What the task requires: Select all lines with the string "JSON" in them, and copy those lines.
----------
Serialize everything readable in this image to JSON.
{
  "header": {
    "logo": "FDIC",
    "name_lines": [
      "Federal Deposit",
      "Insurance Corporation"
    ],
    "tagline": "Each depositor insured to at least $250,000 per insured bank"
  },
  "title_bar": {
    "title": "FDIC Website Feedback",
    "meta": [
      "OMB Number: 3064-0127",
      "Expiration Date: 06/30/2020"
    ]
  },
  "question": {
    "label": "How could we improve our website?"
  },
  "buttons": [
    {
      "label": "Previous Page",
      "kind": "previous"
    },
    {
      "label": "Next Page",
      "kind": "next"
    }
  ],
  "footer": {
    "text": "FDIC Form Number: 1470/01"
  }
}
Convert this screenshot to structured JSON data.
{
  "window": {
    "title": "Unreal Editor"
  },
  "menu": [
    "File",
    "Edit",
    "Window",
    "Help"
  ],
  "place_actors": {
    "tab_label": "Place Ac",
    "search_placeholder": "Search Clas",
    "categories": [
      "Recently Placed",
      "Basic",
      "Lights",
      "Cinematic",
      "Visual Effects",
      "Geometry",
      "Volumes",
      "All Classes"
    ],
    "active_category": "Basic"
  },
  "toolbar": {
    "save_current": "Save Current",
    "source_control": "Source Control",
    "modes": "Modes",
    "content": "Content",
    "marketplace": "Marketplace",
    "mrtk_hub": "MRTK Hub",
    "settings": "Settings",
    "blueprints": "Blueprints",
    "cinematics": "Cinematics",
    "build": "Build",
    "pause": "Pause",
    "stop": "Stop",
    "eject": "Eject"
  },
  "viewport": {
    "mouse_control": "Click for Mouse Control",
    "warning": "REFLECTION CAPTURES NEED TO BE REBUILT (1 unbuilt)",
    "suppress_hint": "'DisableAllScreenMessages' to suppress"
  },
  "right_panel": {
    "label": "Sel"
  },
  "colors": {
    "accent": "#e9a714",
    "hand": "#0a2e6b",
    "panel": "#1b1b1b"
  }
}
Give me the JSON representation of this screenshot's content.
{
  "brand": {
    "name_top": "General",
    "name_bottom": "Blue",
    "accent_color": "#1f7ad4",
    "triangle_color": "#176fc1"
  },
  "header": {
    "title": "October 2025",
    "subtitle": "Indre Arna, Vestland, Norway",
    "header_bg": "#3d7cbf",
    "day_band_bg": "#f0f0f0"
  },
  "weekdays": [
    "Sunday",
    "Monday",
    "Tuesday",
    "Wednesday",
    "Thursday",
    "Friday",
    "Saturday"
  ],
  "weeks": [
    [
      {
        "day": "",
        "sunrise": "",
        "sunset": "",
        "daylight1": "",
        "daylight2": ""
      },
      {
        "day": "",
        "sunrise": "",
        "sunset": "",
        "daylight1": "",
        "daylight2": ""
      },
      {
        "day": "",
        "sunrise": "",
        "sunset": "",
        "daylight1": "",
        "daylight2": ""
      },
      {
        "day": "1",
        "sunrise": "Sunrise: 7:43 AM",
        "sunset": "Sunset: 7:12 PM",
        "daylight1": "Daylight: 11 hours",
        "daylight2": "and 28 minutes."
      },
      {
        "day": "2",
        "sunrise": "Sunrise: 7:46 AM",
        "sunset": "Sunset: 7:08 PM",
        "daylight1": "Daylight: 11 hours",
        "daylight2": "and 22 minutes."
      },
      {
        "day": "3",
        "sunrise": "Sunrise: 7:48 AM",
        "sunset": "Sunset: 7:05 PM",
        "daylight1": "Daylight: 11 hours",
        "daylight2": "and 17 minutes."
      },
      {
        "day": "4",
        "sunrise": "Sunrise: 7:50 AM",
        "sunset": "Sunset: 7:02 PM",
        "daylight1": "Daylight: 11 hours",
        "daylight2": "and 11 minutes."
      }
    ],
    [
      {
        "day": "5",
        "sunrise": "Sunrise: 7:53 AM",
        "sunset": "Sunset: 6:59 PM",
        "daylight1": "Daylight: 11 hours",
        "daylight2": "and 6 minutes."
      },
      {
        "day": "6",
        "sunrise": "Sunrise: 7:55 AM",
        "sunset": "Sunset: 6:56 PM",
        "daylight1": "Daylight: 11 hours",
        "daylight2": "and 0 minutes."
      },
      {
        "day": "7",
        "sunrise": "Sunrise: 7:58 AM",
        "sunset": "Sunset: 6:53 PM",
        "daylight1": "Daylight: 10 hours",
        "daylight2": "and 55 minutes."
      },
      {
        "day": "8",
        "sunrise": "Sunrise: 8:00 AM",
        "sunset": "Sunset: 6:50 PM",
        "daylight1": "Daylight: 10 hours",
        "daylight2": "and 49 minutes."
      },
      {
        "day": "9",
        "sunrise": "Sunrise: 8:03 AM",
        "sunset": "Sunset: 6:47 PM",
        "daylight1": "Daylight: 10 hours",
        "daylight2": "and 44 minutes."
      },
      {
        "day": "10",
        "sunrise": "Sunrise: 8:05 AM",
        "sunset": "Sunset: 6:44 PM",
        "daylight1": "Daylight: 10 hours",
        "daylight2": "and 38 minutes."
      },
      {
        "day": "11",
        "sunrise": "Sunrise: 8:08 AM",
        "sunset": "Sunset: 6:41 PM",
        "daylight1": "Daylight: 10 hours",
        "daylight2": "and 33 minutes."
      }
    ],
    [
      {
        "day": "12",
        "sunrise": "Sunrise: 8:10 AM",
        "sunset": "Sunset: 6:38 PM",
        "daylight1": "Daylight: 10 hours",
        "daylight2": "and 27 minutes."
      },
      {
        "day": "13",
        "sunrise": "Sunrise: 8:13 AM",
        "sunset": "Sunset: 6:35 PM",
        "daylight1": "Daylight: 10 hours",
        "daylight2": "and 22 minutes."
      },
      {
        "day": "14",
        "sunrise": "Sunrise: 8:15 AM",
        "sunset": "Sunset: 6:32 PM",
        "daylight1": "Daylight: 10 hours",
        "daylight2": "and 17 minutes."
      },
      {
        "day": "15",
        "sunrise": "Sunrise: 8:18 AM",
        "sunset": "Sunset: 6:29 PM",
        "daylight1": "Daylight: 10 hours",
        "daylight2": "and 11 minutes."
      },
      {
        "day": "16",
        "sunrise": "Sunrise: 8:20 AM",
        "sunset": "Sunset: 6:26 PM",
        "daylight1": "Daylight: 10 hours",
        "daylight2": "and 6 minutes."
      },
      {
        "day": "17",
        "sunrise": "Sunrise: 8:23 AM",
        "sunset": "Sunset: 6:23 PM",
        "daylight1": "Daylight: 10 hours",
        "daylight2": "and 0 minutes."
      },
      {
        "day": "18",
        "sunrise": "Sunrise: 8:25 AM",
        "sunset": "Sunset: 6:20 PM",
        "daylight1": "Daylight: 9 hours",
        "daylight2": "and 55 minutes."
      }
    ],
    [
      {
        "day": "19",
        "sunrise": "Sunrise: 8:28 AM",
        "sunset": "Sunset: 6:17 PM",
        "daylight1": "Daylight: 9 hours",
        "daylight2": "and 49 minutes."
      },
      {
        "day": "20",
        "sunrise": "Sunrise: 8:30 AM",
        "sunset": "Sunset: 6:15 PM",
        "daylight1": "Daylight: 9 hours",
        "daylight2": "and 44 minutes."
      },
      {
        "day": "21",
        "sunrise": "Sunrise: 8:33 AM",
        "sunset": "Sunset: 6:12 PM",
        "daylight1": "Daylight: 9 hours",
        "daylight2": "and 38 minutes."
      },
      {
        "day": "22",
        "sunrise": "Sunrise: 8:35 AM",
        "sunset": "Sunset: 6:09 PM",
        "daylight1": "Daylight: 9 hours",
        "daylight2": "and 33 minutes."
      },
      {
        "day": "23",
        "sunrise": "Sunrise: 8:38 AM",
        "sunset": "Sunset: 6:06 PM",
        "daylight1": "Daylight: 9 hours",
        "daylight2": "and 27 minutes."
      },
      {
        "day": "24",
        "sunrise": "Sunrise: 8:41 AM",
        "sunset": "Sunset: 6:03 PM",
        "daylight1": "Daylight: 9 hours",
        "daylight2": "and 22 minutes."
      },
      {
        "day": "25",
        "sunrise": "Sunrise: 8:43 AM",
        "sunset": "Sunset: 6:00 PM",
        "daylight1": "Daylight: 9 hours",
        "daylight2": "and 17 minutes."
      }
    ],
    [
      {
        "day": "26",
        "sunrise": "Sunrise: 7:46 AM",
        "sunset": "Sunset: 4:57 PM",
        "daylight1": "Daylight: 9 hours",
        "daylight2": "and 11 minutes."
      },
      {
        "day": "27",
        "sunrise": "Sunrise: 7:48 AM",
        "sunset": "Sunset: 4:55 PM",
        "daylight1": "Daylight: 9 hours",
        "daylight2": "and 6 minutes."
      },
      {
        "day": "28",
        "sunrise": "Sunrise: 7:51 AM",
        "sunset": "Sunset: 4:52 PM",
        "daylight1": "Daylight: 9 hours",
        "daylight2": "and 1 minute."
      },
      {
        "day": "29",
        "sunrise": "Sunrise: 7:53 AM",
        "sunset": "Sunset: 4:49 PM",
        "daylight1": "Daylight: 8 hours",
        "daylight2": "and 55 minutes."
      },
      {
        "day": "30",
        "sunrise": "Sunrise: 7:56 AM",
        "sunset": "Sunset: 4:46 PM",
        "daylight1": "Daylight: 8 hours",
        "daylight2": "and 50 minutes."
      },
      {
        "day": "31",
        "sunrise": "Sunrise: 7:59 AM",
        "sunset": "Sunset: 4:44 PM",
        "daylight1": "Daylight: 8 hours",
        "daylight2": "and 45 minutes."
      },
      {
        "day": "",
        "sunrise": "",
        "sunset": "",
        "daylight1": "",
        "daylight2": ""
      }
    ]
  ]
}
----------
Complete output:
Serialize everything readable in this image to JSON.
Convert this screenshot to structured JSON data.
Give me the JSON representation of this screenshot's content.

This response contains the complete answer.